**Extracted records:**
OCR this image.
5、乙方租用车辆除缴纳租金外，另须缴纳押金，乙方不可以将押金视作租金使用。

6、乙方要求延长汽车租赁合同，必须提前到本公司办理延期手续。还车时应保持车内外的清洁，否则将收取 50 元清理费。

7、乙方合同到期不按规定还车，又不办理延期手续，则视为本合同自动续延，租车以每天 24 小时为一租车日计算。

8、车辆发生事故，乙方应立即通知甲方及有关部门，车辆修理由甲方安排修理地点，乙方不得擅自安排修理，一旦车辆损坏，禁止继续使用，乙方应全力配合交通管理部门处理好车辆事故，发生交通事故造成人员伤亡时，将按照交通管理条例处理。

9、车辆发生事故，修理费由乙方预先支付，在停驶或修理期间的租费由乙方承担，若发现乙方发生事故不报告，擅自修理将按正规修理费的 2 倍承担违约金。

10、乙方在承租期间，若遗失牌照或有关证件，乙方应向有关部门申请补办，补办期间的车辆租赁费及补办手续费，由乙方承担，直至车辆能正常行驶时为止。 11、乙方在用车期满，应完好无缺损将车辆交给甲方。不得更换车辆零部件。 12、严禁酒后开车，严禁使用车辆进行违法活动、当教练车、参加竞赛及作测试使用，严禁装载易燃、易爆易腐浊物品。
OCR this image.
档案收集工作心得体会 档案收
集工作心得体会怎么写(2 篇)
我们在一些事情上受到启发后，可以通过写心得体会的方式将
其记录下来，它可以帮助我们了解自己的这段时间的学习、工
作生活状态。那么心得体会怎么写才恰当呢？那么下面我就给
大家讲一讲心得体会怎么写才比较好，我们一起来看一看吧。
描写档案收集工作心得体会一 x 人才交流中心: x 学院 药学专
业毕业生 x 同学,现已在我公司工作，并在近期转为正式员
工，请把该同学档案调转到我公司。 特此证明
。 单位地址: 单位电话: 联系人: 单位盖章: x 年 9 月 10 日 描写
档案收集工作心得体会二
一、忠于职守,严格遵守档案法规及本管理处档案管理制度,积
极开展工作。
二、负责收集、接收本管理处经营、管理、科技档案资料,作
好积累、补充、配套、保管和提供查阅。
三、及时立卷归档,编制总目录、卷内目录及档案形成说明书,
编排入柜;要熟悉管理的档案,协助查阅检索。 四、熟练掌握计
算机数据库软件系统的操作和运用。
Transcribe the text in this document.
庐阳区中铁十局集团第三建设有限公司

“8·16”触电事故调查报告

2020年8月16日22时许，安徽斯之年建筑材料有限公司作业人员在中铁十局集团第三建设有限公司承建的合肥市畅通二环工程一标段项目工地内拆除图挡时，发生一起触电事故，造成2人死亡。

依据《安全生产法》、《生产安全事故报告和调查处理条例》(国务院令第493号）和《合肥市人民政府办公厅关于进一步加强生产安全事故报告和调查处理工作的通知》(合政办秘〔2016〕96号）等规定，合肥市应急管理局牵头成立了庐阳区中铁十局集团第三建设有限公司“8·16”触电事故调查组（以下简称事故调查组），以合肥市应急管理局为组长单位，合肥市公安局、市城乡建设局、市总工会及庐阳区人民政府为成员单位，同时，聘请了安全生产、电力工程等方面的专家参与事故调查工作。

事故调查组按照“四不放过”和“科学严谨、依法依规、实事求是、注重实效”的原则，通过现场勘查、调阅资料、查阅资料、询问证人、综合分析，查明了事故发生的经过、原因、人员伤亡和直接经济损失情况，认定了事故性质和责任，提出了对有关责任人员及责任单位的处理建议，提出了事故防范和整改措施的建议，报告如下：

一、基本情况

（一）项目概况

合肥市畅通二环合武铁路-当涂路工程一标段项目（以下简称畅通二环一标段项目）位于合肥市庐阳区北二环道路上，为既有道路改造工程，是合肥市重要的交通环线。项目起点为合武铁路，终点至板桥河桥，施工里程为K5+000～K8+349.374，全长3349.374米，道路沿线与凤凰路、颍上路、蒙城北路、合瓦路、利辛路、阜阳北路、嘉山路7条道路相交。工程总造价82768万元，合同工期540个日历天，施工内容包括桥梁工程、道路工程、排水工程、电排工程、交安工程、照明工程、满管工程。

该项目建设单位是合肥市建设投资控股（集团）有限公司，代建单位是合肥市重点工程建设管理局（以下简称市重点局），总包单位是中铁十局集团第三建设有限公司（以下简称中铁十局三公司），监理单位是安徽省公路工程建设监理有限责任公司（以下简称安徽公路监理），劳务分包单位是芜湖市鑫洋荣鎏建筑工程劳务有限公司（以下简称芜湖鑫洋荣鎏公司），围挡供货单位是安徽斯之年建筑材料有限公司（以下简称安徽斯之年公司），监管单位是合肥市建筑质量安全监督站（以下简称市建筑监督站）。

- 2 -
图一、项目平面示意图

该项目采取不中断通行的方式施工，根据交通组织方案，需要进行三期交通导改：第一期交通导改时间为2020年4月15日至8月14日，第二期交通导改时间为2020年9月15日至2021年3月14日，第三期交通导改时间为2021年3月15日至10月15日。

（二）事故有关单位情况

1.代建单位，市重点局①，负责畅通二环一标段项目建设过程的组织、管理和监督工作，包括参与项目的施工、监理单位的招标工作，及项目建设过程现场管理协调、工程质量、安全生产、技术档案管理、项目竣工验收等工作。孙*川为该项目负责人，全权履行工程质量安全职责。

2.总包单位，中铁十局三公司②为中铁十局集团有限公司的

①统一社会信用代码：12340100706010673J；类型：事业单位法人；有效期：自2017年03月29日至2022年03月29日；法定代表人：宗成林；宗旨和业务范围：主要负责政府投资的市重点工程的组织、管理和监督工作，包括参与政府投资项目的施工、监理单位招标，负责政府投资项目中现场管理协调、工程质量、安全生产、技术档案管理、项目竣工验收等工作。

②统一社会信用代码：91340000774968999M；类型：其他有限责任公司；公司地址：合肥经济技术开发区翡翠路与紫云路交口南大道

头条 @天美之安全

**Description of the task:** Extract, from the listing above, every line where the string "管理和监督工作" occurs.

**Written response:**
1.代建单位，市重点局①，负责畅通二环一标段项目建设过程的组织、管理和监督工作，包括参与项目的施工、监理单位的招标工作，及项目建设过程现场管理协调、工程质量、安全生产、技术档案管理、项目竣工验收等工作。孙*川为该项目负责人，全权履行工程质量安全职责。
①统一社会信用代码：12340100706010673J；类型：事业单位法人；有效期：自2017年03月29日至2022年03月29日；法定代表人：宗成林；宗旨和业务范围：主要负责政府投资的市重点工程的组织、管理和监督工作，包括参与政府投资项目的施工、监理单位招标，负责政府投资项目中现场管理协调、工程质量、安全生产、技术档案管理、项目竣工验收等工作。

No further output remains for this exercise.